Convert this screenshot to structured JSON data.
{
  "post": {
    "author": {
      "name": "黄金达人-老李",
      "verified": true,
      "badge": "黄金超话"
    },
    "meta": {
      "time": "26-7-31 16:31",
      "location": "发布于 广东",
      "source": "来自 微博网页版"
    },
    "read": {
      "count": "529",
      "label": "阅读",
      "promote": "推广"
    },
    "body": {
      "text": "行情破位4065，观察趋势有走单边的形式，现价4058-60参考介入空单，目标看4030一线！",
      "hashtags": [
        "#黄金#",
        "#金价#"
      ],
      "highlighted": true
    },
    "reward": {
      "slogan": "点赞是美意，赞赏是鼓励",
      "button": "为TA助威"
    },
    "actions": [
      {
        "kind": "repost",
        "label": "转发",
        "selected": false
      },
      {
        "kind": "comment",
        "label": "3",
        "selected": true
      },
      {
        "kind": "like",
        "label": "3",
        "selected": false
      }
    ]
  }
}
★ ★ ★ ★
WRITTEN PROBLEM: Print all the data exactly.

WRITTEN RESPONSE:
Convert this screenshot to structured JSON data.
{
  "post": {
    "author": {
      "name": "黄金达人-老李",
      "verified": true,
      "badge": "黄金超话"
    },
    "meta": {
      "time": "26-7-31 16:31",
      "location": "发布于 广东",
      "source": "来自 微博网页版"
    },
    "read": {
      "count": "529",
      "label": "阅读",
      "promote": "推广"
    },
    "body": {
      "text": "行情破位4065，观察趋势有走单边的形式，现价4058-60参考介入空单，目标看4030一线！",
      "hashtags": [
        "#黄金#",
        "#金价#"
      ],
      "highlighted": true
    },
    "reward": {
      "slogan": "点赞是美意，赞赏是鼓励",
      "button": "为TA助威"
    },
    "actions": [
      {
        "kind": "repost",
        "label": "转发",
        "selected": false
      },
      {
        "kind": "comment",
        "label": "3",
        "selected": true
      },
      {
        "kind": "like",
        "label": "3",
        "selected": false
      }
    ]
  }
}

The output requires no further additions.